Go through the listing and copy every line word for word.

(Items from a dataset)
--------

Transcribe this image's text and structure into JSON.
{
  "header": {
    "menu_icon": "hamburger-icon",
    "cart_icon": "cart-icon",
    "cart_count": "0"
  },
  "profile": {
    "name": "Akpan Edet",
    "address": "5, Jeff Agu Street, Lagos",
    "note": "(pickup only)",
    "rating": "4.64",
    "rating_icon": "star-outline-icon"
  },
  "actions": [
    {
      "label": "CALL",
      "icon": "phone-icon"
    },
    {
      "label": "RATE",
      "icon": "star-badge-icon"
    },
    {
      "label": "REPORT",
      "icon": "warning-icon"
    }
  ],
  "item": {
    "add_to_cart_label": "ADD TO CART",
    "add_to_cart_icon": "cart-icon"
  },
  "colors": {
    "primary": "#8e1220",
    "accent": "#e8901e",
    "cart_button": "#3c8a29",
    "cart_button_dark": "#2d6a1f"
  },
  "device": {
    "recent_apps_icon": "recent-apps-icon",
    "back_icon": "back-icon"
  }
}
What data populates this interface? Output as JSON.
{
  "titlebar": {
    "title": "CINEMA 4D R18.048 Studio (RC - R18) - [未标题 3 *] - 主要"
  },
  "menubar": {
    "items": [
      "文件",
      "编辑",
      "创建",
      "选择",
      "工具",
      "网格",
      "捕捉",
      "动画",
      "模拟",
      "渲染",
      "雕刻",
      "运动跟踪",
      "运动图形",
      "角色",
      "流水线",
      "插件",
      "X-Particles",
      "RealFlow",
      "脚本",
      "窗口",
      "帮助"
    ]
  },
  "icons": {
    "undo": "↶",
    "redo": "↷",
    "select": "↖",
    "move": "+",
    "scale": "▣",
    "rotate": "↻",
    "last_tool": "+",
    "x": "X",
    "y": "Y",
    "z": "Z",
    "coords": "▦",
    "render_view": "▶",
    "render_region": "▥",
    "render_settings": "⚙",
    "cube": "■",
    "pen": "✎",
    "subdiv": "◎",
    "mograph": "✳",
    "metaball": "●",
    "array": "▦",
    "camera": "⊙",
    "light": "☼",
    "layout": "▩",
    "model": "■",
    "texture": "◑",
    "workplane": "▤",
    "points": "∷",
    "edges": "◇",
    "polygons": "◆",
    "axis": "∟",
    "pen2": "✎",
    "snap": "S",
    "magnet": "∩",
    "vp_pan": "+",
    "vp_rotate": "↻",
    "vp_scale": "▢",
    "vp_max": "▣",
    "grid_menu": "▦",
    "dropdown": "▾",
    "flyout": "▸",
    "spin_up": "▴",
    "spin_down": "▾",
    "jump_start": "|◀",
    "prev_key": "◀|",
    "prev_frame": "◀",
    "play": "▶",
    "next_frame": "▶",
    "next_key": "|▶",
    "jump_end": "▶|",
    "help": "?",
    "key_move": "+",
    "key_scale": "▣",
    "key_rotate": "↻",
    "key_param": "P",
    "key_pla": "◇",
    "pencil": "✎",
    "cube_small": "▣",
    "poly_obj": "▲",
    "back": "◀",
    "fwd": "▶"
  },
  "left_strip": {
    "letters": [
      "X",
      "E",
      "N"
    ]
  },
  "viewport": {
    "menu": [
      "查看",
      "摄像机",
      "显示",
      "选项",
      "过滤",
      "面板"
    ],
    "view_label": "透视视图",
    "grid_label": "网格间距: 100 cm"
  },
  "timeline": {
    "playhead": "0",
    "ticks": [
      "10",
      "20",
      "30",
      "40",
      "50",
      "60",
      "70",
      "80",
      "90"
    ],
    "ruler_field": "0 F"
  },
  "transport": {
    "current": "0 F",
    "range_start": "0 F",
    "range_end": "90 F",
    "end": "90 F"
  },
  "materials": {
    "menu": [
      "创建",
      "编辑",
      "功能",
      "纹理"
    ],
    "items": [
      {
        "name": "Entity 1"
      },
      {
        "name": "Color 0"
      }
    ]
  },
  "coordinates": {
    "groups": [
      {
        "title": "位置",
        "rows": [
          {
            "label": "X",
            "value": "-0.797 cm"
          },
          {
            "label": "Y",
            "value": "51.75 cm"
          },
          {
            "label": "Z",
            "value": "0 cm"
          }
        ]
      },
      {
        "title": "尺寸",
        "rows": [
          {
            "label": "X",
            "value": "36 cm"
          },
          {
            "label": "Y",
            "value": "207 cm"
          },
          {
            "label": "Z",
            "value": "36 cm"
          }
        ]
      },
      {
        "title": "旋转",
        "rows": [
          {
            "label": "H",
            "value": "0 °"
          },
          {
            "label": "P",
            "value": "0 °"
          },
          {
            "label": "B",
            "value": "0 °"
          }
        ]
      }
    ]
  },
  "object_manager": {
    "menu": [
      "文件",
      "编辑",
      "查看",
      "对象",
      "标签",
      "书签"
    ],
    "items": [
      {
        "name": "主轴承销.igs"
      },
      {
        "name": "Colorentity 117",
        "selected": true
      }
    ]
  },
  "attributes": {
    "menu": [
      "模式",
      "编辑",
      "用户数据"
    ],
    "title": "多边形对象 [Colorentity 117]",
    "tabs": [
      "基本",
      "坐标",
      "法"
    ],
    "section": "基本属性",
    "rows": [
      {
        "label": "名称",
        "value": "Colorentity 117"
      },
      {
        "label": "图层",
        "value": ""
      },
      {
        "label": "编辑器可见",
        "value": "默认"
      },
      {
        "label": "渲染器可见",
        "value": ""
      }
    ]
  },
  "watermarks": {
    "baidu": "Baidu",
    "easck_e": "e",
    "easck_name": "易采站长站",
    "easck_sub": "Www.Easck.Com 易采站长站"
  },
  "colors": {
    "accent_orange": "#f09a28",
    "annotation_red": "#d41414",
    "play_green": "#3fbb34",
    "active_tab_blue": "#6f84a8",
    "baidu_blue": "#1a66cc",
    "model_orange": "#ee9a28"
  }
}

--------

* RESULT BELOW
Transcribe this image's text and structure into JSON.
{
  "header": {
    "menu_icon": "hamburger-icon",
    "cart_icon": "cart-icon",
    "cart_count": "0"
  },
  "profile": {
    "name": "Akpan Edet",
    "address": "5, Jeff Agu Street, Lagos",
    "note": "(pickup only)",
    "rating": "4.64",
    "rating_icon": "star-outline-icon"
  },
  "actions": [
    {
      "label": "CALL",
      "icon": "phone-icon"
    },
    {
      "label": "RATE",
      "icon": "star-badge-icon"
    },
    {
      "label": "REPORT",
      "icon": "warning-icon"
    }
  ],
  "item": {
    "add_to_cart_label": "ADD TO CART",
    "add_to_cart_icon": "cart-icon"
  },
  "colors": {
    "primary": "#8e1220",
    "accent": "#e8901e",
    "cart_button": "#3c8a29",
    "cart_button_dark": "#2d6a1f"
  },
  "device": {
    "recent_apps_icon": "recent-apps-icon",
    "back_icon": "back-icon"
  }
}
What data populates this interface? Output as JSON.
{
  "titlebar": {
    "title": "CINEMA 4D R18.048 Studio (RC - R18) - [未标题 3 *] - 主要"
  },
  "menubar": {
    "items": [
      "文件",
      "编辑",
      "创建",
      "选择",
      "工具",
      "网格",
      "捕捉",
      "动画",
      "模拟",
      "渲染",
      "雕刻",
      "运动跟踪",
      "运动图形",
      "角色",
      "流水线",
      "插件",
      "X-Particles",
      "RealFlow",
      "脚本",
      "窗口",
      "帮助"
    ]
  },
  "icons": {
    "undo": "↶",
    "redo": "↷",
    "select": "↖",
    "move": "+",
    "scale": "▣",
    "rotate": "↻",
    "last_tool": "+",
    "x": "X",
    "y": "Y",
    "z": "Z",
    "coords": "▦",
    "render_view": "▶",
    "render_region": "▥",
    "render_settings": "⚙",
    "cube": "■",
    "pen": "✎",
    "subdiv": "◎",
    "mograph": "✳",
    "metaball": "●",
    "array": "▦",
    "camera": "⊙",
    "light": "☼",
    "layout": "▩",
    "model": "■",
    "texture": "◑",
    "workplane": "▤",
    "points": "∷",
    "edges": "◇",
    "polygons": "◆",
    "axis": "∟",
    "pen2": "✎",
    "snap": "S",
    "magnet": "∩",
    "vp_pan": "+",
    "vp_rotate": "↻",
    "vp_scale": "▢",
    "vp_max": "▣",
    "grid_menu": "▦",
    "dropdown": "▾",
    "flyout": "▸",
    "spin_up": "▴",
    "spin_down": "▾",
    "jump_start": "|◀",
    "prev_key": "◀|",
    "prev_frame": "◀",
    "play": "▶",
    "next_frame": "▶",
    "next_key": "|▶",
    "jump_end": "▶|",
    "help": "?",
    "key_move": "+",
    "key_scale": "▣",
    "key_rotate": "↻",
    "key_param": "P",
    "key_pla": "◇",
    "pencil": "✎",
    "cube_small": "▣",
    "poly_obj": "▲",
    "back": "◀",
    "fwd": "▶"
  },
  "left_strip": {
    "letters": [
      "X",
      "E",
      "N"
    ]
  },
  "viewport": {
    "menu": [
      "查看",
      "摄像机",
      "显示",
      "选项",
      "过滤",
      "面板"
    ],
    "view_label": "透视视图",
    "grid_label": "网格间距: 100 cm"
  },
  "timeline": {
    "playhead": "0",
    "ticks": [
      "10",
      "20",
      "30",
      "40",
      "50",
      "60",
      "70",
      "80",
      "90"
    ],
    "ruler_field": "0 F"
  },
  "transport": {
    "current": "0 F",
    "range_start": "0 F",
    "range_end": "90 F",
    "end": "90 F"
  },
  "materials": {
    "menu": [
      "创建",
      "编辑",
      "功能",
      "纹理"
    ],
    "items": [
      {
        "name": "Entity 1"
      },
      {
        "name": "Color 0"
      }
    ]
  },
  "coordinates": {
    "groups": [
      {
        "title": "位置",
        "rows": [
          {
            "label": "X",
            "value": "-0.797 cm"
          },
          {
            "label": "Y",
            "value": "51.75 cm"
          },
          {
            "label": "Z",
            "value": "0 cm"
          }
        ]
      },
      {
        "title": "尺寸",
        "rows": [
          {
            "label": "X",
            "value": "36 cm"
          },
          {
            "label": "Y",
            "value": "207 cm"
          },
          {
            "label": "Z",
            "value": "36 cm"
          }
        ]
      },
      {
        "title": "旋转",
        "rows": [
          {
            "label": "H",
            "value": "0 °"
          },
          {
            "label": "P",
            "value": "0 °"
          },
          {
            "label": "B",
            "value": "0 °"
          }
        ]
      }
    ]
  },
  "object_manager": {
    "menu": [
      "文件",
      "编辑",
      "查看",
      "对象",
      "标签",
      "书签"
    ],
    "items": [
      {
        "name": "主轴承销.igs"
      },
      {
        "name": "Colorentity 117",
        "selected": true
      }
    ]
  },
  "attributes": {
    "menu": [
      "模式",
      "编辑",
      "用户数据"
    ],
    "title": "多边形对象 [Colorentity 117]",
    "tabs": [
      "基本",
      "坐标",
      "法"
    ],
    "section": "基本属性",
    "rows": [
      {
        "label": "名称",
        "value": "Colorentity 117"
      },
      {
        "label": "图层",
        "value": ""
      },
      {
        "label": "编辑器可见",
        "value": "默认"
      },
      {
        "label": "渲染器可见",
        "value": ""
      }
    ]
  },
  "watermarks": {
    "baidu": "Baidu",
    "easck_e": "e",
    "easck_name": "易采站长站",
    "easck_sub": "Www.Easck.Com 易采站长站"
  },
  "colors": {
    "accent_orange": "#f09a28",
    "annotation_red": "#d41414",
    "play_green": "#3fbb34",
    "active_tab_blue": "#6f84a8",
    "baidu_blue": "#1a66cc",
    "model_orange": "#ee9a28"
  }
}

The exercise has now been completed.